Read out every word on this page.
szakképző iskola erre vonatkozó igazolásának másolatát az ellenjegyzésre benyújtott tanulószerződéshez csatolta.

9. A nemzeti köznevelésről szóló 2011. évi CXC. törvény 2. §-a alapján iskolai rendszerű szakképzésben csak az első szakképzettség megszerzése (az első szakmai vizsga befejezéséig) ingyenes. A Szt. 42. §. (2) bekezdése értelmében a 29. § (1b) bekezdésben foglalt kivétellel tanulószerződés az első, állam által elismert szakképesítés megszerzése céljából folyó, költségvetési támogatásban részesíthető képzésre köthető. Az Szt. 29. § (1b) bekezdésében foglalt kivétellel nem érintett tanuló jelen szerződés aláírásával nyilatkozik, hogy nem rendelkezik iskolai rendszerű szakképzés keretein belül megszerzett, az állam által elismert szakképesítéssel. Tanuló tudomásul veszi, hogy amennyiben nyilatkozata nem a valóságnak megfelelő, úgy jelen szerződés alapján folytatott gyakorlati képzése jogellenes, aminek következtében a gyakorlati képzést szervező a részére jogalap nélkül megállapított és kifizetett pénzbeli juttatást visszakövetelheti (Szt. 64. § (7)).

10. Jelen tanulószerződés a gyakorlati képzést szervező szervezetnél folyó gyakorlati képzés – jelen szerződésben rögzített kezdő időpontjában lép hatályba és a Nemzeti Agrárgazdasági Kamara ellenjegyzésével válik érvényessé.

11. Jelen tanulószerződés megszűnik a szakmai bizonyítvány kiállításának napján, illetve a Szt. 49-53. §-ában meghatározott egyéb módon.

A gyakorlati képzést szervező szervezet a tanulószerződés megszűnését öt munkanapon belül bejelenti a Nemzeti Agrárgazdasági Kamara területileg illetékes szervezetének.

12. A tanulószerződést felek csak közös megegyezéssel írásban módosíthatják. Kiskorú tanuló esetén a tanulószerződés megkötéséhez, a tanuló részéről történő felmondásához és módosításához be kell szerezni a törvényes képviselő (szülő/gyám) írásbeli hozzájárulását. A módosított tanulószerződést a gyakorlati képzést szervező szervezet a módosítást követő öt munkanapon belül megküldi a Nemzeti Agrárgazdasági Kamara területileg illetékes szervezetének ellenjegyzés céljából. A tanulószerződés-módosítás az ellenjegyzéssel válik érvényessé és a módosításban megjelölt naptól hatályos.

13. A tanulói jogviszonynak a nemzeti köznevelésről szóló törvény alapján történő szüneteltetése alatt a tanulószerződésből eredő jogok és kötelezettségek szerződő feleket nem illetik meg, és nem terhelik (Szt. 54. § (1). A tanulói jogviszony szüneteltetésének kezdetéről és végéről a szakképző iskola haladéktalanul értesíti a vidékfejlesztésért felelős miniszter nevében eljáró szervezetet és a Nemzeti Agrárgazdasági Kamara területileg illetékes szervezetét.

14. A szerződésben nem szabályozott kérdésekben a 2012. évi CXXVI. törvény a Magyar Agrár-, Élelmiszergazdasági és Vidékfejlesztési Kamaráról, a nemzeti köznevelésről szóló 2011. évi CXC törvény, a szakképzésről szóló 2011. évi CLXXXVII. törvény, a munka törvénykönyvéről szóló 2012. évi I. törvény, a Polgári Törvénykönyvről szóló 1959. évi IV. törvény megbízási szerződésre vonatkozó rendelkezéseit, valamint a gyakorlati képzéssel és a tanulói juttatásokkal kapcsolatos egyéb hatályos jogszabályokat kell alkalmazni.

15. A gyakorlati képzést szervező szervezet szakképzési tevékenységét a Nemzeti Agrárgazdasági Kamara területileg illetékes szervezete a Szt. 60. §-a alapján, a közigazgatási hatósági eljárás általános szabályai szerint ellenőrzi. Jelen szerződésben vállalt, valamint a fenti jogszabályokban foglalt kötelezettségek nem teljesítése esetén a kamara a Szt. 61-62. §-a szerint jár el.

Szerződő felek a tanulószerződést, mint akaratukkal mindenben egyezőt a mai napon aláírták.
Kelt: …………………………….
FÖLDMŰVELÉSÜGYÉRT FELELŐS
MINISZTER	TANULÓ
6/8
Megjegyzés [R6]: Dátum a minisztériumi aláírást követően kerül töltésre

══════════════════════════════

Task brief - Please output every record, keeping each line exact.

Response to the task -
Read out every word on this page.
szakképző iskola erre vonatkozó igazolásának másolatát az ellenjegyzésre benyújtott tanulószerződéshez csatolta.

9. A nemzeti köznevelésről szóló 2011. évi CXC. törvény 2. §-a alapján iskolai rendszerű szakképzésben csak az első szakképzettség megszerzése (az első szakmai vizsga befejezéséig) ingyenes. A Szt. 42. §. (2) bekezdése értelmében a 29. § (1b) bekezdésben foglalt kivétellel tanulószerződés az első, állam által elismert szakképesítés megszerzése céljából folyó, költségvetési támogatásban részesíthető képzésre köthető. Az Szt. 29. § (1b) bekezdésében foglalt kivétellel nem érintett tanuló jelen szerződés aláírásával nyilatkozik, hogy nem rendelkezik iskolai rendszerű szakképzés keretein belül megszerzett, az állam által elismert szakképesítéssel. Tanuló tudomásul veszi, hogy amennyiben nyilatkozata nem a valóságnak megfelelő, úgy jelen szerződés alapján folytatott gyakorlati képzése jogellenes, aminek következtében a gyakorlati képzést szervező a részére jogalap nélkül megállapított és kifizetett pénzbeli juttatást visszakövetelheti (Szt. 64. § (7)).

10. Jelen tanulószerződés a gyakorlati képzést szervező szervezetnél folyó gyakorlati képzés – jelen szerződésben rögzített kezdő időpontjában lép hatályba és a Nemzeti Agrárgazdasági Kamara ellenjegyzésével válik érvényessé.

11. Jelen tanulószerződés megszűnik a szakmai bizonyítvány kiállításának napján, illetve a Szt. 49-53. §-ában meghatározott egyéb módon.

A gyakorlati képzést szervező szervezet a tanulószerződés megszűnését öt munkanapon belül bejelenti a Nemzeti Agrárgazdasági Kamara területileg illetékes szervezetének.

12. A tanulószerződést felek csak közös megegyezéssel írásban módosíthatják. Kiskorú tanuló esetén a tanulószerződés megkötéséhez, a tanuló részéről történő felmondásához és módosításához be kell szerezni a törvényes képviselő (szülő/gyám) írásbeli hozzájárulását. A módosított tanulószerződést a gyakorlati képzést szervező szervezet a módosítást követő öt munkanapon belül megküldi a Nemzeti Agrárgazdasági Kamara területileg illetékes szervezetének ellenjegyzés céljából. A tanulószerződés-módosítás az ellenjegyzéssel válik érvényessé és a módosításban megjelölt naptól hatályos.

13. A tanulói jogviszonynak a nemzeti köznevelésről szóló törvény alapján történő szüneteltetése alatt a tanulószerződésből eredő jogok és kötelezettségek szerződő feleket nem illetik meg, és nem terhelik (Szt. 54. § (1). A tanulói jogviszony szüneteltetésének kezdetéről és végéről a szakképző iskola haladéktalanul értesíti a vidékfejlesztésért felelős miniszter nevében eljáró szervezetet és a Nemzeti Agrárgazdasági Kamara területileg illetékes szervezetét.

14. A szerződésben nem szabályozott kérdésekben a 2012. évi CXXVI. törvény a Magyar Agrár-, Élelmiszergazdasági és Vidékfejlesztési Kamaráról, a nemzeti köznevelésről szóló 2011. évi CXC törvény, a szakképzésről szóló 2011. évi CLXXXVII. törvény, a munka törvénykönyvéről szóló 2012. évi I. törvény, a Polgári Törvénykönyvről szóló 1959. évi IV. törvény megbízási szerződésre vonatkozó rendelkezéseit, valamint a gyakorlati képzéssel és a tanulói juttatásokkal kapcsolatos egyéb hatályos jogszabályokat kell alkalmazni.

15. A gyakorlati képzést szervező szervezet szakképzési tevékenységét a Nemzeti Agrárgazdasági Kamara területileg illetékes szervezete a Szt. 60. §-a alapján, a közigazgatási hatósági eljárás általános szabályai szerint ellenőrzi. Jelen szerződésben vállalt, valamint a fenti jogszabályokban foglalt kötelezettségek nem teljesítése esetén a kamara a Szt. 61-62. §-a szerint jár el.

Szerződő felek a tanulószerződést, mint akaratukkal mindenben egyezőt a mai napon aláírták.
Kelt: …………………………….
FÖLDMŰVELÉSÜGYÉRT FELELŐS
MINISZTER	TANULÓ
6/8
Megjegyzés [R6]: Dátum a minisztériumi aláírást követően kerül töltésre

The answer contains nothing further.